#### Text segment
+ + + + + + +

Back many years ago Baker had a tree stand called the Mighty Might. Friend of mine bought one. Bought the size of a large postage stamp.
We were archery hunting one morning. Bought an hour after sun-up I hear him scream. I go running the 300 or so yards to where he was and find him standing on that little bitty tree stand, on one foot. Holding the other one. Finally worked his way down and showed me. There was a nice, broadhead, shaped hole thru one of his shoes. A doe had walked directly under ths stand and he had shot through the very end of his tennis shoe. Cut two of his toes pretty bad. Bought a dozen stiches if I remember. Missed the doe.
That ain't the worst part.
His wife had the tennis shoe mounted and gave it to him for Christmas that year. 

alan


----------



## VarmitSniper (Apr 2, 2008)

galump said:


> His wife had the tennis shoe mounted and gave it to him for Christmas that year.
> 
> alan


:rotfl:Oh thats hilarious! It remind me of my grandpa's first buck,he was all exited and comes over and tells us all about how he got it, so then I ask him if he is going have the head mounted, he gets kinda red and said ''uh well no, my first shot blew one of his antlers off''.

+ + + + + + +

#### Supplied records
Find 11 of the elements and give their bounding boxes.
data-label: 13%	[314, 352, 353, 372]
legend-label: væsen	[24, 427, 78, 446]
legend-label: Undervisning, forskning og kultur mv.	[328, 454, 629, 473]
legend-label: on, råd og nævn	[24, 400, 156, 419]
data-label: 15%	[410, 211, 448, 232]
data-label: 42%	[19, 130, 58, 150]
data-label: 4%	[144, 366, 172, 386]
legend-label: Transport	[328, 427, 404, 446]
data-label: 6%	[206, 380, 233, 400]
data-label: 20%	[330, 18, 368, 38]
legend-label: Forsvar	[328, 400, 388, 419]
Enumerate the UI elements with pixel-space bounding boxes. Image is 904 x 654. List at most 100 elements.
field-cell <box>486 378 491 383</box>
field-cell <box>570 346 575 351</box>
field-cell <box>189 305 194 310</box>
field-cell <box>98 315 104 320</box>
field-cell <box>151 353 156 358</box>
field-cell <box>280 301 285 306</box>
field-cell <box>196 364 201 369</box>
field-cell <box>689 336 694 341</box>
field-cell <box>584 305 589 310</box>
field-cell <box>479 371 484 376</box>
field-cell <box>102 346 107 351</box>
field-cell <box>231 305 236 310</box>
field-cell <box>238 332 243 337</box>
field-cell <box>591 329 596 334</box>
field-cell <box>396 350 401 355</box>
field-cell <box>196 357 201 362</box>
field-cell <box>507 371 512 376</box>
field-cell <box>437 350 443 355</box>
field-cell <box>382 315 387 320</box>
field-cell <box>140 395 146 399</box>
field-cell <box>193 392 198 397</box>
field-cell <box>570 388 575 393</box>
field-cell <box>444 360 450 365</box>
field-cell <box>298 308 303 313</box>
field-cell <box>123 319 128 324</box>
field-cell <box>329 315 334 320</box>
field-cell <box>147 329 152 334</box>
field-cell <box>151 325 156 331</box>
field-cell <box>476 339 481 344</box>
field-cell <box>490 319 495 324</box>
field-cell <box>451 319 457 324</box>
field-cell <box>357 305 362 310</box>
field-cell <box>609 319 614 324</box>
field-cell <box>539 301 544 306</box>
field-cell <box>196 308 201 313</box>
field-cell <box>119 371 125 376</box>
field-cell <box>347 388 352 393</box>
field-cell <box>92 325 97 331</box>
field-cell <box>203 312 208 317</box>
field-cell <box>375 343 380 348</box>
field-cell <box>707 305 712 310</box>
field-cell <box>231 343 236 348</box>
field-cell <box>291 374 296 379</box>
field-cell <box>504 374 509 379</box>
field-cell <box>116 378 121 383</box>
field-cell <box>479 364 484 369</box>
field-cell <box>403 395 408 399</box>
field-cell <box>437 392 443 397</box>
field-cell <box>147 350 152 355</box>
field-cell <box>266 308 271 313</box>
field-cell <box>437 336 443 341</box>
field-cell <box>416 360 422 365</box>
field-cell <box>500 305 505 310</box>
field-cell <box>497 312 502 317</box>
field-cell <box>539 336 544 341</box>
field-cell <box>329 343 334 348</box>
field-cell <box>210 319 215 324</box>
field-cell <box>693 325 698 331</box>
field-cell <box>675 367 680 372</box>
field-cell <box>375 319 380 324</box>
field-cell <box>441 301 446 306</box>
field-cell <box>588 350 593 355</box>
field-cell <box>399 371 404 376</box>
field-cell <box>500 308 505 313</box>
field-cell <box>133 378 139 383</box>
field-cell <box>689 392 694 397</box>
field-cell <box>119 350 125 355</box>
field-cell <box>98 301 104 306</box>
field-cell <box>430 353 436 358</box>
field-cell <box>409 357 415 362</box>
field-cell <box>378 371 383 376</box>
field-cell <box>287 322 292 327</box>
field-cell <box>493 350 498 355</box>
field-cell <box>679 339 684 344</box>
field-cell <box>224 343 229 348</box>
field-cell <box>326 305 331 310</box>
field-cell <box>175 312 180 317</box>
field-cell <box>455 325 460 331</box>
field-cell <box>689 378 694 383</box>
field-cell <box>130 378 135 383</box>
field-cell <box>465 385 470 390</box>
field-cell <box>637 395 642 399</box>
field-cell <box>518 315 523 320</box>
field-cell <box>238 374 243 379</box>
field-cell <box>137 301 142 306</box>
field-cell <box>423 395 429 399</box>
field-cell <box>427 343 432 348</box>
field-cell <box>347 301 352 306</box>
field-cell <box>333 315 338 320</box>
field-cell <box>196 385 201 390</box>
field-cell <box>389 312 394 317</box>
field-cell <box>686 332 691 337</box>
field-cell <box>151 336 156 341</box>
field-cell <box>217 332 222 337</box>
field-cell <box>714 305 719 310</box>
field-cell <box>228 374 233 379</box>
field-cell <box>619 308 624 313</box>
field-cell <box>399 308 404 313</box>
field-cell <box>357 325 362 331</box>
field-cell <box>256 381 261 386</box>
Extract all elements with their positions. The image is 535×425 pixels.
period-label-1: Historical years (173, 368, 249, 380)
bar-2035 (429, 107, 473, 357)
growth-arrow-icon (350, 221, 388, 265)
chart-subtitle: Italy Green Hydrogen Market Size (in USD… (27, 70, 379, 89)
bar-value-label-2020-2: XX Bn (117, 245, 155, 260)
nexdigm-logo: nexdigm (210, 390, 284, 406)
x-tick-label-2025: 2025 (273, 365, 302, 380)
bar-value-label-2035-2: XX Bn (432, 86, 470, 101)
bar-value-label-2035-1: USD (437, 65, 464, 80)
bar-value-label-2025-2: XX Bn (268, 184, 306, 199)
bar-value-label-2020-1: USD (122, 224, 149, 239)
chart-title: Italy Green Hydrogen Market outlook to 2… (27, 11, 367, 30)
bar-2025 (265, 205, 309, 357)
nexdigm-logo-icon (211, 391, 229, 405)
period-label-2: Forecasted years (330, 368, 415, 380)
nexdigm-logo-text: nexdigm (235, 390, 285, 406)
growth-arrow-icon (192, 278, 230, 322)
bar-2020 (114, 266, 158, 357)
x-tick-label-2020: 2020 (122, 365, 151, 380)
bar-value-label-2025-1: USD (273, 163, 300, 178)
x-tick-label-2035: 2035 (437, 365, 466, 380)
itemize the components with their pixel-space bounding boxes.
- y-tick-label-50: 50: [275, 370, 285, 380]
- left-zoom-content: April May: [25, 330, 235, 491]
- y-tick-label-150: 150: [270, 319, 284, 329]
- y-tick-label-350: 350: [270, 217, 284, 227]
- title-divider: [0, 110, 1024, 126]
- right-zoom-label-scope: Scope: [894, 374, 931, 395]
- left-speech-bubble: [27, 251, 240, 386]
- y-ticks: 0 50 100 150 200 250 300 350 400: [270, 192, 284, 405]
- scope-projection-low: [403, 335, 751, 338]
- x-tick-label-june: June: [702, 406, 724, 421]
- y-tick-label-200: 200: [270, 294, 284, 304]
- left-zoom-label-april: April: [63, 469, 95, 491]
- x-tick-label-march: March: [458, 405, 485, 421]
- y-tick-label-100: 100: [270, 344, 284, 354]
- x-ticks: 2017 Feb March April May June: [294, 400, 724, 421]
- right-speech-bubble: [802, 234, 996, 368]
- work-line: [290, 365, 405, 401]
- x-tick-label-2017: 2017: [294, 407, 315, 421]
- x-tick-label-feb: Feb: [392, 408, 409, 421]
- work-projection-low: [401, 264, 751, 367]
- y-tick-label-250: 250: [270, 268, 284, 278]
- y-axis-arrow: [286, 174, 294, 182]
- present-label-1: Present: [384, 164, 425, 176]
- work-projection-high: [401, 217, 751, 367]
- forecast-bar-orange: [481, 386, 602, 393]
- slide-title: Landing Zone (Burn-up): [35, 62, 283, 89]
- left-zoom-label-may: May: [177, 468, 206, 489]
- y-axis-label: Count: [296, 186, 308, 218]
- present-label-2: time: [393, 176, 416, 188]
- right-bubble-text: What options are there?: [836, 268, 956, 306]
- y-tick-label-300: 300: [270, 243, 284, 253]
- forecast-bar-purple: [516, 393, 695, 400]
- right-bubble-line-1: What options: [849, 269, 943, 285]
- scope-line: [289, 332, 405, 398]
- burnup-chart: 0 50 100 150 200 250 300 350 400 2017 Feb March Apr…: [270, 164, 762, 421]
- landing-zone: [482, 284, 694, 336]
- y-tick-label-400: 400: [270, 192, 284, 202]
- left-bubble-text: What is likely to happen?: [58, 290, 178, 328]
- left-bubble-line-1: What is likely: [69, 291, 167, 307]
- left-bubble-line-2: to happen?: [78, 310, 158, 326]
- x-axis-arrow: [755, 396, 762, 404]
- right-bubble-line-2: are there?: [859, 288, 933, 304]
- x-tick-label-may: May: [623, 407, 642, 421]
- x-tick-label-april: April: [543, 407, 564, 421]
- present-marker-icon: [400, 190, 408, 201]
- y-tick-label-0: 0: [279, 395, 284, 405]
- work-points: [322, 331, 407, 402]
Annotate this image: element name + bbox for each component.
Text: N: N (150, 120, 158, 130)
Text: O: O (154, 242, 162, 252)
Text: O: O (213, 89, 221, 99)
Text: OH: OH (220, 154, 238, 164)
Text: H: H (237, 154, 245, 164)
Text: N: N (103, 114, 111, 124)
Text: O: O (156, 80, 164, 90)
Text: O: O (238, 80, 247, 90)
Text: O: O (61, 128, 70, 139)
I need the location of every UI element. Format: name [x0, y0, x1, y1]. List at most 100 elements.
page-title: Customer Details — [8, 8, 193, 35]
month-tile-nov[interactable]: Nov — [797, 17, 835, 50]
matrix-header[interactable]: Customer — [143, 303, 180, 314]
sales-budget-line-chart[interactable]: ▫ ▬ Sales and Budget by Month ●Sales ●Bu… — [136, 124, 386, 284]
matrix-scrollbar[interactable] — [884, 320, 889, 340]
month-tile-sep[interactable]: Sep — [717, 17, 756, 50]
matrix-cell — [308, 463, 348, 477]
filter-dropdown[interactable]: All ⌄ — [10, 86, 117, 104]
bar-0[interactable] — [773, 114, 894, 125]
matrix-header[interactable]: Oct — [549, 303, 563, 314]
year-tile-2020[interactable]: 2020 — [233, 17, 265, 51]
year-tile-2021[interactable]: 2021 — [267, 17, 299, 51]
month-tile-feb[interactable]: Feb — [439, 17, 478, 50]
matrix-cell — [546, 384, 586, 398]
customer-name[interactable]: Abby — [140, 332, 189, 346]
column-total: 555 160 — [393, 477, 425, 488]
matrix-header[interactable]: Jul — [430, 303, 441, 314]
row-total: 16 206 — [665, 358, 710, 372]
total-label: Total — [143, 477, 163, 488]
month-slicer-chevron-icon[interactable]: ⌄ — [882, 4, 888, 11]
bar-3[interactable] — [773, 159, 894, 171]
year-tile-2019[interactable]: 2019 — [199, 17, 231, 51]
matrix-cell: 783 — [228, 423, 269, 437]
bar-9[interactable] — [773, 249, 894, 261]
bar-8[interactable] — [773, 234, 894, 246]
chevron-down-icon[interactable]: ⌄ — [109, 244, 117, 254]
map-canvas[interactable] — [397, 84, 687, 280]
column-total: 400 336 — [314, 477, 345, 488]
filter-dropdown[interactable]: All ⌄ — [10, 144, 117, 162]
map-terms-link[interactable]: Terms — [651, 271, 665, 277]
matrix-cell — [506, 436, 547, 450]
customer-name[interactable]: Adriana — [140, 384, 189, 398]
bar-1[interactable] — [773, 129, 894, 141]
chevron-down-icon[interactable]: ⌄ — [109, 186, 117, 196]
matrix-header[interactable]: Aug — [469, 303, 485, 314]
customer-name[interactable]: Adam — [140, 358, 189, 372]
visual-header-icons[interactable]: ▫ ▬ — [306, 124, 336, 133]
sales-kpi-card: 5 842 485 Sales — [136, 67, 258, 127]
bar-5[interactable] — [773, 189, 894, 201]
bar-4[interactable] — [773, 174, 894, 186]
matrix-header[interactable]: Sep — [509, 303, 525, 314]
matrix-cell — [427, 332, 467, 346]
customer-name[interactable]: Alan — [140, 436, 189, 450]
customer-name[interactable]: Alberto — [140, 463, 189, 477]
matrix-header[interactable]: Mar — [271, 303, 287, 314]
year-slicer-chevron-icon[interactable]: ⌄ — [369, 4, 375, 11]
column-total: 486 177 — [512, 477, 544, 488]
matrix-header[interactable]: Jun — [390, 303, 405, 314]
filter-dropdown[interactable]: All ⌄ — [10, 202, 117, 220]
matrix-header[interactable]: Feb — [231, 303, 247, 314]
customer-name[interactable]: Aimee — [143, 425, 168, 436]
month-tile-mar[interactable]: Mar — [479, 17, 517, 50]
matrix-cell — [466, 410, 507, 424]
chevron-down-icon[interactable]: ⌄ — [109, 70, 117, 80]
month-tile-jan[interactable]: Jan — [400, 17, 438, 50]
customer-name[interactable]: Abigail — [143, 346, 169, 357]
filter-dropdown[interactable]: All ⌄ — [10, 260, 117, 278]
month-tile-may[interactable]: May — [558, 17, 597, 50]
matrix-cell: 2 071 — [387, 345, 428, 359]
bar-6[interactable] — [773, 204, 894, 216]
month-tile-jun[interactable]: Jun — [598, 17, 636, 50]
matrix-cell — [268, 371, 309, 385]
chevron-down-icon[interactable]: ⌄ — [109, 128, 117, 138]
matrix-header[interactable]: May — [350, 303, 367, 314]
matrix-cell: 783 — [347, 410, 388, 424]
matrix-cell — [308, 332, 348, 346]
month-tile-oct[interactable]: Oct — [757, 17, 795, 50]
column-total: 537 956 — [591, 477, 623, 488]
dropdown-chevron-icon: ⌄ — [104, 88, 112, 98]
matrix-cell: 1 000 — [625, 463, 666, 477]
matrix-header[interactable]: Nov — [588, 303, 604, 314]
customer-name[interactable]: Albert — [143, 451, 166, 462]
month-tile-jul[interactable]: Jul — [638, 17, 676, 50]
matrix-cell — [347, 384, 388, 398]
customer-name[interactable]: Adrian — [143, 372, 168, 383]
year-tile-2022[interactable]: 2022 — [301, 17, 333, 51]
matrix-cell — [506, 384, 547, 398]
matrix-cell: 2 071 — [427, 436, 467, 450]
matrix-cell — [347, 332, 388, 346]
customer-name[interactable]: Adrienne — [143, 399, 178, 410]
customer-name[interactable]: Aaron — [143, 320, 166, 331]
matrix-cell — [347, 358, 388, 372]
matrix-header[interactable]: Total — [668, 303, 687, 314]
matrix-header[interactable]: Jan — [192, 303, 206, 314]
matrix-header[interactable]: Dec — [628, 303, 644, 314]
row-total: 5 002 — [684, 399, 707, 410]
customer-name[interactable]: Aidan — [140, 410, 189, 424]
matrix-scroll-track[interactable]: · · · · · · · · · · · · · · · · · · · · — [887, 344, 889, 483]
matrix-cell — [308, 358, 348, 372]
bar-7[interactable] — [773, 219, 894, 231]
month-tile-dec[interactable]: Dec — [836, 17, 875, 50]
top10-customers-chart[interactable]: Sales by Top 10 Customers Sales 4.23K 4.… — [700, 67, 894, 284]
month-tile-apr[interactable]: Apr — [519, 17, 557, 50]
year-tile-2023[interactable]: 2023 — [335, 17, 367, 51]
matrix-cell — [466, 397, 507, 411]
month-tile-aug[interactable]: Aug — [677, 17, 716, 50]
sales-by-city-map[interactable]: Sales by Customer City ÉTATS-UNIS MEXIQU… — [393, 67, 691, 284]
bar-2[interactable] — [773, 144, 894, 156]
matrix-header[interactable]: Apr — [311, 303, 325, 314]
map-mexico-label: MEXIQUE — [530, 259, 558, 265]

+ + + + + + +

#### Problems to work on
- a) In the hunting story, switch "Christmas" to "his birthday" and reproduce the passage from "That ain't the" to "(Apr 2, 2008)" with that change.
- b) In the hunting story, what did the friend's wife have mounted?
- c) Add the next part of the hunting story thread, starting after its last sentence.
The listing was drawn from a separate source.

#### Answers by task
- a)
That ain't the worst part.
His wife had the tennis shoe mounted and gave it to him for his birthday that year. 

alan


----------



## VarmitSniper (Apr 2, 2008)

- b) The tennis shoe he had shot through.

- c)
----------



## ninny (Dec 12, 2005)

galump said:


> Back many years ago Baker had a tree stand called the Mighty Might. Friend of mine bought one. Bought the size of a large postage stamp.
> We were archery hunting one morning. Bought an hour after sun-up I hear him scream. I go running the 300 or so yards to where he was and find him standing on that little bitty tree stand, on one foot. Holding the other one. Finally worked his way down and showed me. There was a nice, broadhead, shaped hole thru one of his shoes. A doe had walked directly under ths stand and he had shot through the very end of his tennis shoe. Cut two of his toes pretty bad. Bought a dozen stiches if I remember. Missed the doe.
> That ain't the worst part.
> His wife had the tennis shoe mounted and gave it to him for Christmas that year.
> ...



Hey, she could've cooked the darn thing and served it to him...

.


----------



## big rockpile (Feb 24, 2003)

Was camping one time with my Exwife and my Dad.Me and my Ex was sleeping outside Dad and Stepmom was sleeping in a Tent.

I woke up in the middle of the night to be looking face to face with a Skunk.I go over set by the Tent.Dad comes out,Whats up? Skunk over there.What about your wife.Should be ok she is not awake.Dad laughing,Man your brave.

Same wife she had a habit sleeping in.I went out one morning caught a ****,put it in a bag.Went in she is asleep.I raised the blankets,throw the **** in  She is standing up on the wall,the **** is up on its hind legs growling at her,me I was having a good time :icecream:

big rockpile


----------



## General Brown (Jan 10, 2008)

Oh thats good, Rock!! Perhaps that is why she is your EX wife?


----------



## EDDIE BUCK (Jul 17, 2005)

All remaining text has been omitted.